**ЗАДАНИЕ:** Приведите без изменений отрывок фрагмента документа: начните с места, где стоят слова «Отец Николай подумал, отогнул», и остановитесь после слов «сдвинешь с места.».

**ФРАГМЕНТ ДОКУМЕНТА:**
= = = = =

На пыльном дворе, заставленном телегой, тарантасом, дрожками, растянувшись у конуры, лежали рядом, голова к голове, цепная собака Милка и розово-грязный поросенок. Оба спали. Спросонок поросенок повиливал тугим концом хвоста.
– Какое корытное счастье! – заметил я, проходя мимо.
Отец Николай, полный, спокойный, рассудительный священник и домовитый хозяин, взглянул на поросенка и Милку, улыбнулся, поправил серебряный крест на груди, молча прошел мимо.
Рассказчик догоняет его, и они поднимаются на крутой берег реки за деревней.
Жидкое, нежаркое солнце клонилось к краю янтарного неба. С правой стороны обрыва расстилался сочный зеленеющий луг. Медленно, вразброд брело к селу стадо коров, овец и лошадей, бросая длинные тени. Бессмысленно блеяли овцы, сухо щелкали кнутами пастухи. Развевая и потряхивая гривой, пробежали, играя, два скакунка. Покойно лежала, поблескивая медными бликами, плавно изгибаясь, светлая река. За рекой уходили вдаль поля. На холмах виднелись деревеньки, за ними стоял молчаливый, торжественный сосновый бор. Мерно плыл медленный, далекий благовест.
– Благодать, – промолвил отец Николай, останавливаясь и опираясь на длинный посох. – Ты на дворе упомянул про корытное счастье. Что ж, оно, может быть, и корытное, да настоящее… Произрастание… Им же все и созиждено: трава, деревья, скот всякий, хаты, мужики, птицы, мы с тобой. Все, что ты видишь в окружности, – он неторопливо широко провел рукой, – все создано произрастанием, корытным счастьем, по-твоему.
– Произрастание – дело неосмысленное и стихийное, – возразил я.
Отец Николай снял широкополую шляпу, провел рукой по волосам, ответил:
– Ну да, стихийное. Бог дал древний закон жизни: «в поте лица добывайте хлеб себе, плодитесь, множитесь, наполняйте землю»[119].
Рассказчик возражает, и у них завязывается спор о том, что есть жизнь, «чудо чудеснейшее» или игра «слепых и злых стихийных сил», и что есть истинное чудо – сама жизнь или желание и способность человека изменить ее до неузнаваемости.
Отец Николай подумал, отогнул конец рукава рясы, ответил:
– …Нужно пахать, сеять, разводить скот, сады, рожать и питать детей, это – главное. Все остальное приложится. Вы, взыскующие нового града, не знаете и не чувствуете радость хозяина, когда он видит выводок цыплят, заботу его, когда он окучивает дерево или делает прививки яблоне. Вы полагаете – он о барышах думает. Не только о барышах, а иногда и совсем о них не думает: он радость произрастания испытывает, он видит плоды трудов своих, он радуется живому… Велика жизнь, она как гора, ее не сдвинешь с места.
– Мы будем пробивать, дядя, туннели.

= = = = =

**ИСХОДНЫЕ ДАННЫЕ:**

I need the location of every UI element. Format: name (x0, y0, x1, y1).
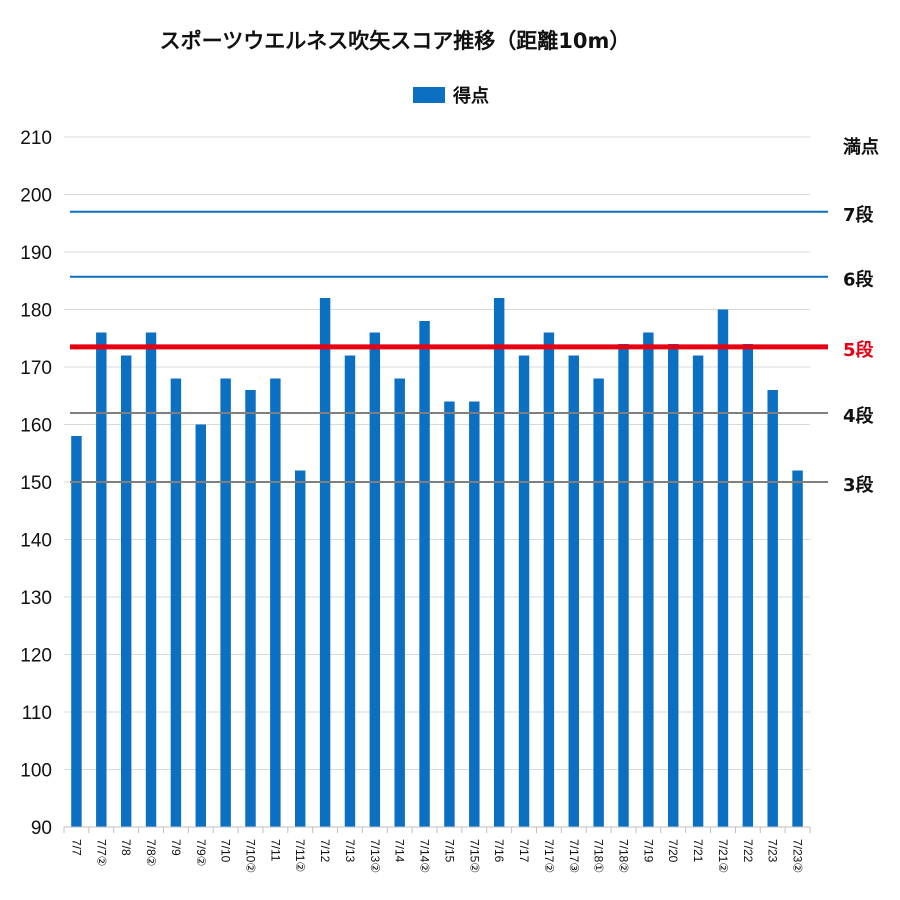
bar (344, 355, 356, 827)
x-tick-label: 7/23 (766, 839, 780, 863)
bar (96, 332, 107, 827)
bars (71, 298, 803, 827)
x-tick-label: 7/17③ (567, 839, 581, 873)
x-tick-label: 7/21② (716, 839, 730, 873)
bar (245, 390, 256, 827)
grid (64, 136, 810, 828)
bar (767, 390, 778, 827)
x-tick-label: 7/15② (467, 839, 481, 873)
x-tick-label: 7/23② (791, 839, 805, 873)
reference-label: 満点 (843, 136, 879, 158)
bar (643, 332, 654, 827)
x-tick-label: 7/17② (542, 839, 556, 873)
y-tick-label: 210 (20, 128, 52, 149)
y-tick-label: 110 (22, 703, 52, 724)
x-tick-label: 7/7② (94, 839, 108, 866)
y-tick-label: 190 (20, 243, 52, 264)
reference-label: 6段 (843, 269, 875, 291)
bar (120, 355, 132, 827)
y-tick-label: 200 (20, 186, 52, 207)
reference-label: 7段 (843, 204, 875, 226)
x-tick-label: 7/11 (268, 839, 282, 862)
x-tick-label: 7/17 (517, 839, 531, 863)
reference-label: 3段 (843, 474, 875, 496)
x-tick-label: 7/7 (69, 839, 83, 856)
y-tick-label: 130 (20, 588, 52, 609)
bar (518, 355, 530, 827)
bar (668, 344, 679, 827)
bar (71, 436, 82, 827)
bar (319, 298, 331, 827)
bar (195, 424, 206, 827)
x-axis (63, 826, 811, 833)
bar (295, 470, 306, 827)
bar (270, 378, 281, 827)
bar (493, 298, 505, 827)
reference-label: 5段 (843, 339, 875, 361)
bar (742, 344, 754, 827)
x-tick-label: 7/13② (368, 839, 382, 873)
x-tick-label: 7/11② (293, 839, 307, 872)
x-tick-label: 7/15 (442, 839, 456, 863)
chart-title: スポーツウエルネス吹矢スコア推移（距離10m） (160, 29, 631, 53)
x-tick-label: 7/14② (418, 839, 432, 873)
y-axis-ticks: 90 100 110 120 130 140 150 160 170 180 190 200 210 (20, 128, 52, 839)
x-tick-label: 7/18② (617, 839, 631, 873)
bar (568, 355, 579, 827)
bar (220, 378, 231, 827)
x-axis-ticks: 7/7 7/7② 7/8 7/8② 7/9 7/9② 7/10 7/10② 7/11 7/11② 7… (69, 839, 804, 873)
x-tick-label: 7/18① (592, 839, 606, 873)
y-tick-label: 150 (20, 473, 52, 494)
y-tick-label: 180 (20, 301, 52, 322)
bar (792, 470, 803, 827)
x-tick-label: 7/8② (144, 839, 158, 866)
x-tick-label: 7/10② (244, 839, 258, 873)
legend: 得点 (413, 85, 489, 107)
bar (170, 378, 182, 827)
y-tick-label: 170 (20, 358, 52, 379)
x-tick-label: 7/21 (691, 839, 705, 863)
y-tick-label: 120 (20, 646, 52, 667)
bar (543, 332, 555, 827)
y-tick-label: 140 (20, 531, 52, 552)
bar (618, 344, 629, 827)
x-tick-label: 7/10 (219, 839, 233, 863)
bar (469, 401, 480, 827)
bar (419, 321, 430, 827)
legend-label: 得点 (452, 85, 489, 107)
bar (145, 332, 157, 827)
x-tick-label: 7/12 (318, 839, 332, 863)
bar (394, 378, 405, 827)
bar (593, 378, 604, 827)
x-tick-label: 7/19 (641, 839, 655, 863)
bar (369, 332, 381, 827)
x-tick-label: 7/20 (666, 839, 680, 863)
x-tick-label: 7/9② (194, 839, 208, 866)
bar (692, 355, 704, 827)
x-tick-label: 7/16 (492, 839, 506, 863)
y-tick-label: 90 (31, 818, 52, 839)
y-tick-label: 100 (20, 761, 52, 782)
x-tick-label: 7/22 (741, 839, 755, 863)
bar (717, 309, 729, 827)
legend-swatch (413, 87, 445, 103)
x-tick-label: 7/13 (343, 839, 357, 863)
bar (444, 401, 455, 827)
reference-lines: 満点 7段 6段 5段 4段 3段 (70, 136, 879, 496)
reference-label: 4段 (843, 405, 875, 427)
x-tick-label: 7/8 (119, 839, 133, 856)
x-tick-label: 7/14 (393, 839, 407, 863)
x-tick-label: 7/9 (169, 839, 183, 856)
y-tick-label: 160 (20, 416, 52, 437)
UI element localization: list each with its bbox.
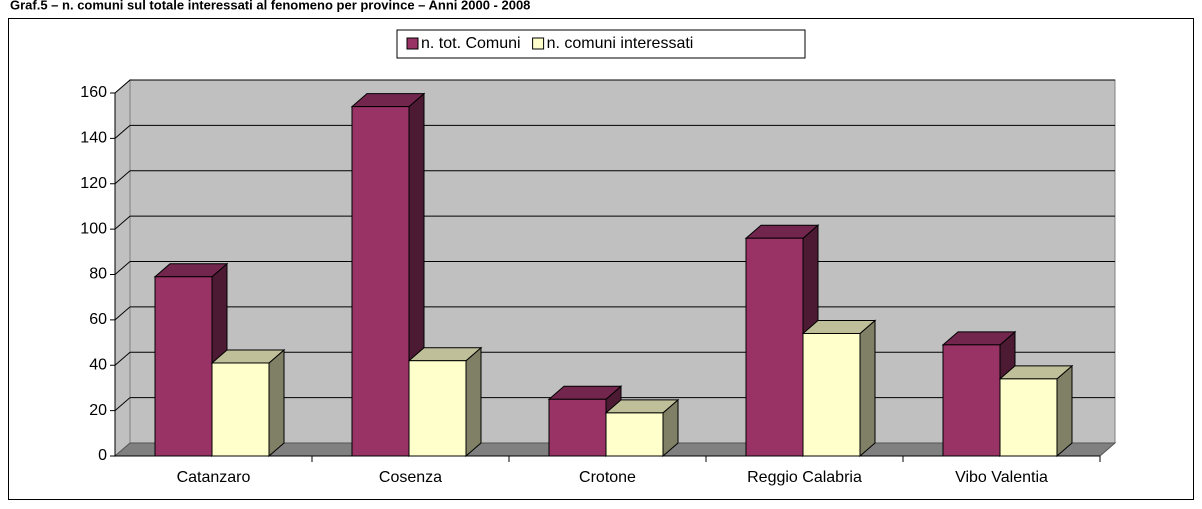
- y-tick-label: 40: [89, 356, 107, 373]
- bar: [408, 360, 467, 457]
- grid-line: [114, 397, 131, 412]
- legend-swatch: [532, 37, 545, 50]
- x-tick-label: Reggio Calabria: [747, 469, 862, 486]
- x-tick-label: Crotone: [579, 469, 636, 486]
- grid-line: [114, 261, 131, 275]
- legend-swatch: [406, 37, 419, 50]
- grid-line: [114, 215, 131, 230]
- bar: [999, 378, 1058, 457]
- grid-line: [114, 351, 131, 366]
- x-tick-label: Cosenza: [379, 469, 442, 486]
- y-tick-label: 80: [89, 266, 107, 283]
- bar: [548, 398, 607, 457]
- chart-title: Graf.5 – n. comuni sul totale interessat…: [10, 0, 530, 12]
- y-tick-label: 160: [80, 84, 107, 101]
- x-tick-label: Vibo Valentia: [955, 469, 1048, 486]
- grid-line: [114, 306, 131, 321]
- bar: [211, 362, 270, 457]
- y-tick-label: 120: [80, 175, 107, 192]
- legend-label: n. comuni interessati: [547, 35, 694, 52]
- y-tick-label: 100: [80, 220, 107, 237]
- bar-side: [859, 319, 876, 458]
- grid-line: [114, 124, 131, 139]
- grid-line: [114, 79, 131, 94]
- legend-label: n. tot. Comuni: [421, 35, 521, 52]
- bar: [351, 106, 410, 457]
- bar: [942, 344, 1001, 457]
- bar: [745, 237, 804, 457]
- y-tick-label: 0: [98, 447, 107, 464]
- legend-box: [396, 29, 806, 59]
- y-tick-label: 60: [89, 311, 107, 328]
- grid-line: [114, 170, 131, 185]
- bar: [605, 412, 664, 457]
- bar-side: [465, 346, 482, 458]
- bar-side: [268, 348, 285, 458]
- y-tick-label: 20: [89, 402, 107, 419]
- y-tick-label: 140: [80, 130, 107, 147]
- bar-side: [1056, 364, 1073, 458]
- x-tick-label: Catanzaro: [177, 469, 251, 486]
- bar: [802, 332, 861, 457]
- bar: [154, 276, 213, 457]
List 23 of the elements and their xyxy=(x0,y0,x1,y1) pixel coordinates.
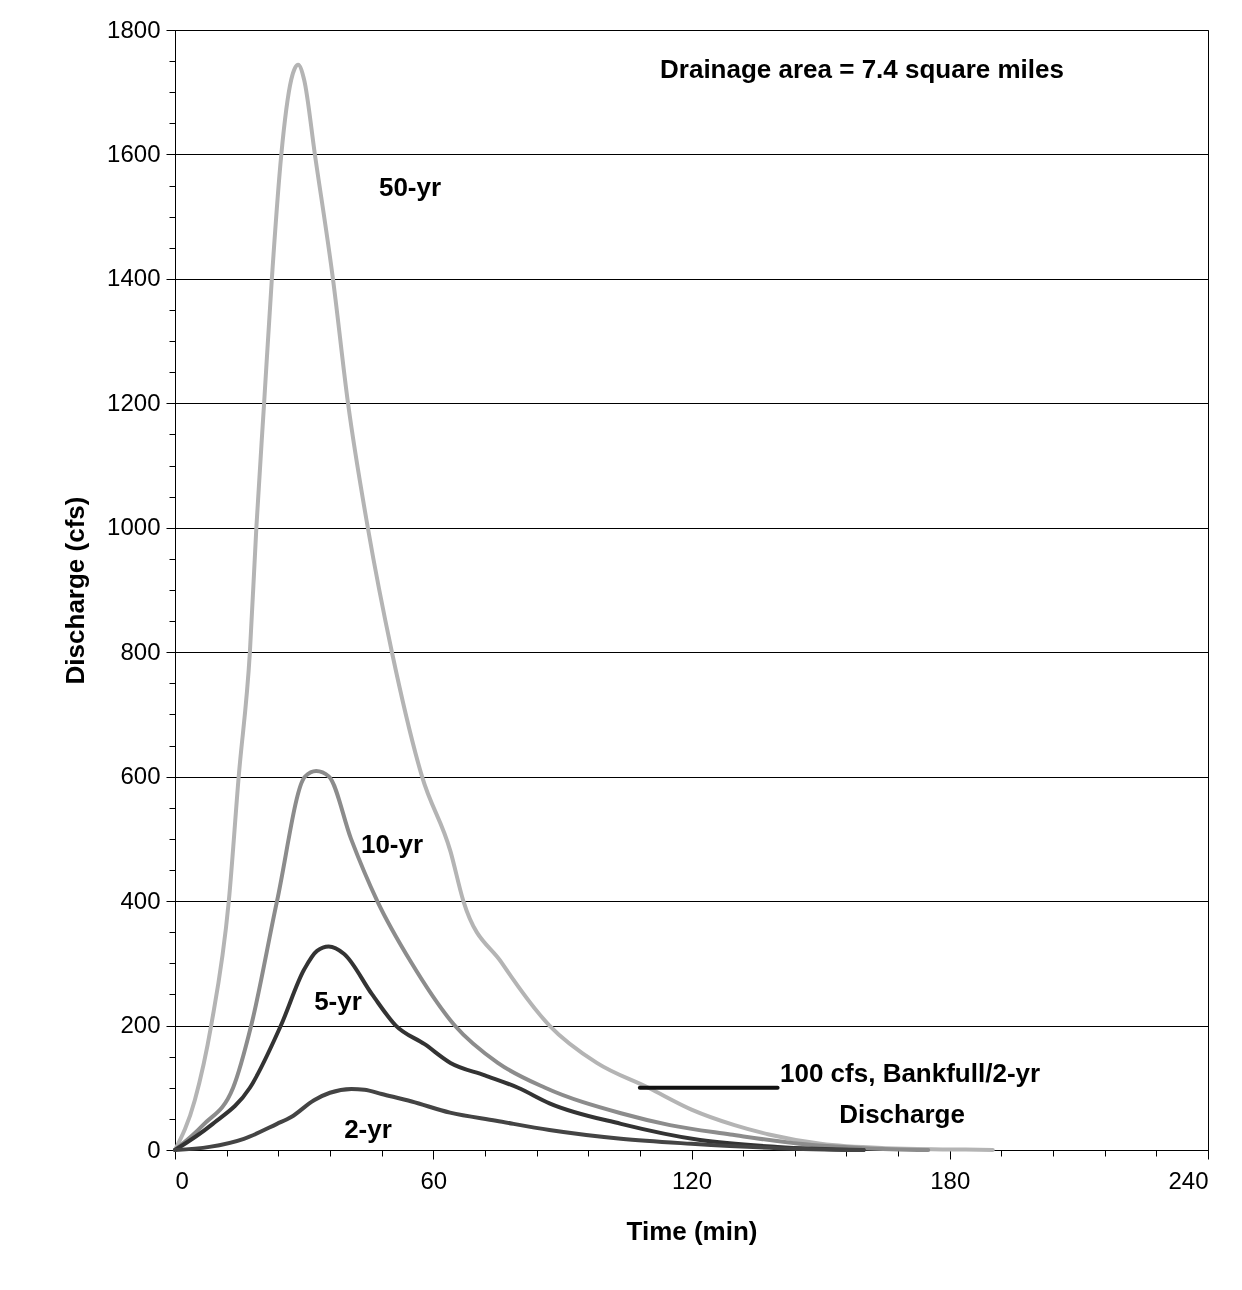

= = = = =

**РЕЗУЛЬТАТ ВЫПОЛНЕНИЯ:**
Отец Николай подумал, отогнул конец рукава рясы, ответил:
– …Нужно пахать, сеять, разводить скот, сады, рожать и питать детей, это – главное. Все остальное приложится. Вы, взыскующие нового града, не знаете и не чувствуете радость хозяина, когда он видит выводок цыплят, заботу его, когда он окучивает дерево или делает прививки яблоне. Вы полагаете – он о барышах думает. Не только о барышах, а иногда и совсем о них не думает: он радость произрастания испытывает, он видит плоды трудов своих, он радуется живому… Велика жизнь, она как гора, ее не сдвинешь с места.